| Instructions for the task |
Give every entry again, unchanged, and leave its images out.
# START OF Provided data
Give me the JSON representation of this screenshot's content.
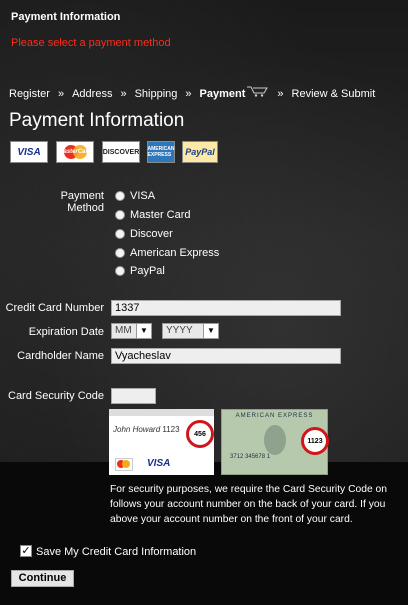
{
  "header": {
    "title": "Payment Information",
    "error": "Please select a payment method"
  },
  "breadcrumb": {
    "items": [
      "Register",
      "Address",
      "Shipping",
      "Payment",
      "Review & Submit"
    ],
    "separator": "»",
    "active_index": 3
  },
  "page_title": "Payment Information",
  "card_logos": {
    "visa": "VISA",
    "mastercard": "MasterCard",
    "discover": "DISCOVER",
    "amex": "AMERICAN EXPRESS",
    "paypal": "PayPal"
  },
  "form": {
    "payment_method_label": "Payment Method",
    "payment_methods": [
      "VISA",
      "Master Card",
      "Discover",
      "American Express",
      "PayPal"
    ],
    "cc_number_label": "Credit Card Number",
    "cc_number_value": "1337",
    "expiration_label": "Expiration Date",
    "exp_month": "MM",
    "exp_year": "YYYY",
    "cardholder_label": "Cardholder Name",
    "cardholder_value": "Vyacheslav",
    "security_code_label": "Card Security Code",
    "security_code_value": ""
  },
  "cvv_illustration": {
    "back_digits": "1123",
    "back_code": "456",
    "front_code": "1123",
    "front_number": "3712  345678  1",
    "back_brand_visa": "VISA"
  },
  "security_note": {
    "line1": "For security purposes, we require the Card Security Code on",
    "line2": "follows your account number on the back of your card. If you",
    "line3": "above your account number on the front of your card."
  },
  "save_card": {
    "checked": true,
    "label": "Save My Credit Card Information"
  },
  "continue_button": "Continue",
  "colors": {
    "error": "#ff2a1a",
    "cvv_circle": "#d0161a",
    "background": "#141414"
  }
}
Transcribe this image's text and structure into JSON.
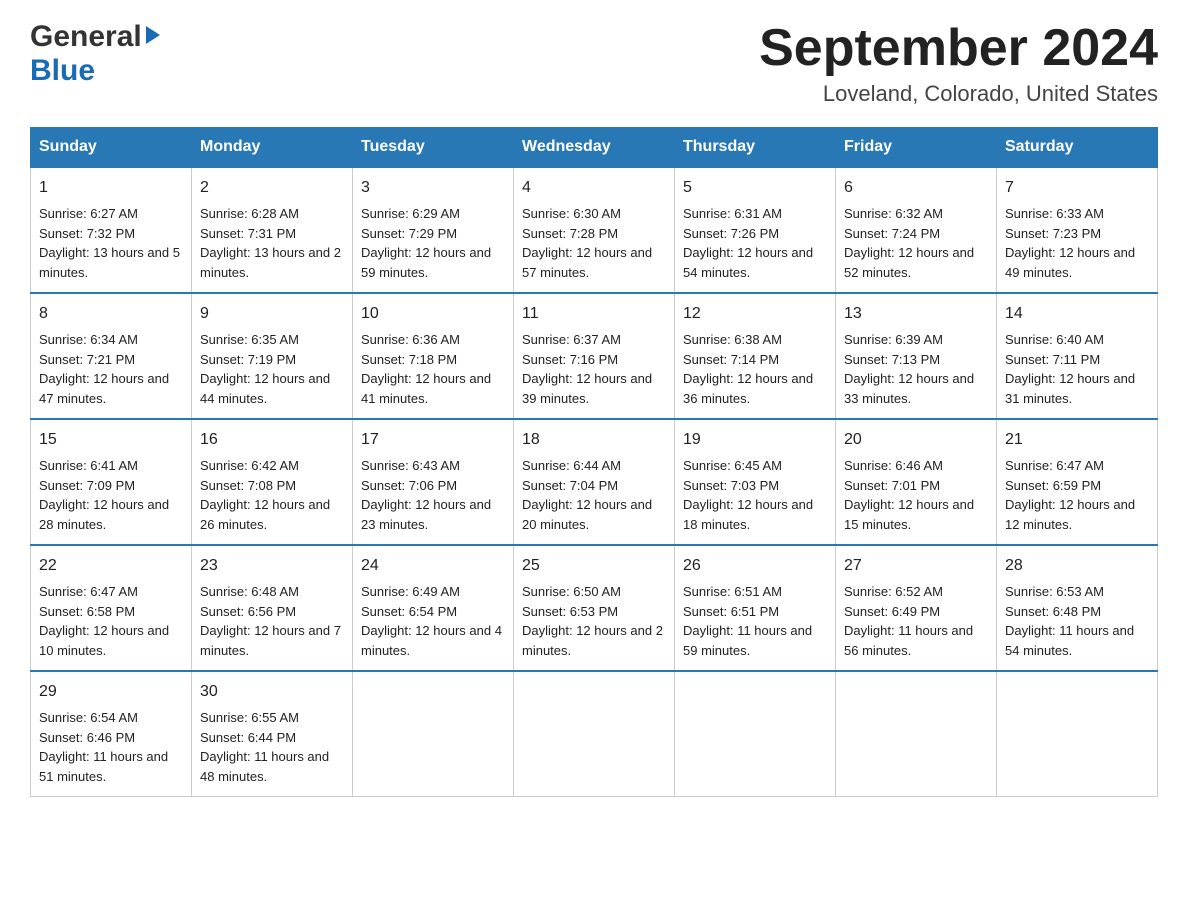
# END OF Provided data
| Problem solution |
Give me the JSON representation of this screenshot's content.
{
  "header": {
    "title": "Payment Information",
    "error": "Please select a payment method"
  },
  "breadcrumb": {
    "items": [
      "Register",
      "Address",
      "Shipping",
      "Payment",
      "Review & Submit"
    ],
    "separator": "»",
    "active_index": 3
  },
  "page_title": "Payment Information",
  "card_logos": {
    "visa": "VISA",
    "mastercard": "MasterCard",
    "discover": "DISCOVER",
    "amex": "AMERICAN EXPRESS",
    "paypal": "PayPal"
  },
  "form": {
    "payment_method_label": "Payment Method",
    "payment_methods": [
      "VISA",
      "Master Card",
      "Discover",
      "American Express",
      "PayPal"
    ],
    "cc_number_label": "Credit Card Number",
    "cc_number_value": "1337",
    "expiration_label": "Expiration Date",
    "exp_month": "MM",
    "exp_year": "YYYY",
    "cardholder_label": "Cardholder Name",
    "cardholder_value": "Vyacheslav",
    "security_code_label": "Card Security Code",
    "security_code_value": ""
  },
  "cvv_illustration": {
    "back_digits": "1123",
    "back_code": "456",
    "front_code": "1123",
    "front_number": "3712  345678  1",
    "back_brand_visa": "VISA"
  },
  "security_note": {
    "line1": "For security purposes, we require the Card Security Code on",
    "line2": "follows your account number on the back of your card. If you",
    "line3": "above your account number on the front of your card."
  },
  "save_card": {
    "checked": true,
    "label": "Save My Credit Card Information"
  },
  "continue_button": "Continue",
  "colors": {
    "error": "#ff2a1a",
    "cvv_circle": "#d0161a",
    "background": "#141414"
  }
}
Transcribe this image's text and structure into JSON.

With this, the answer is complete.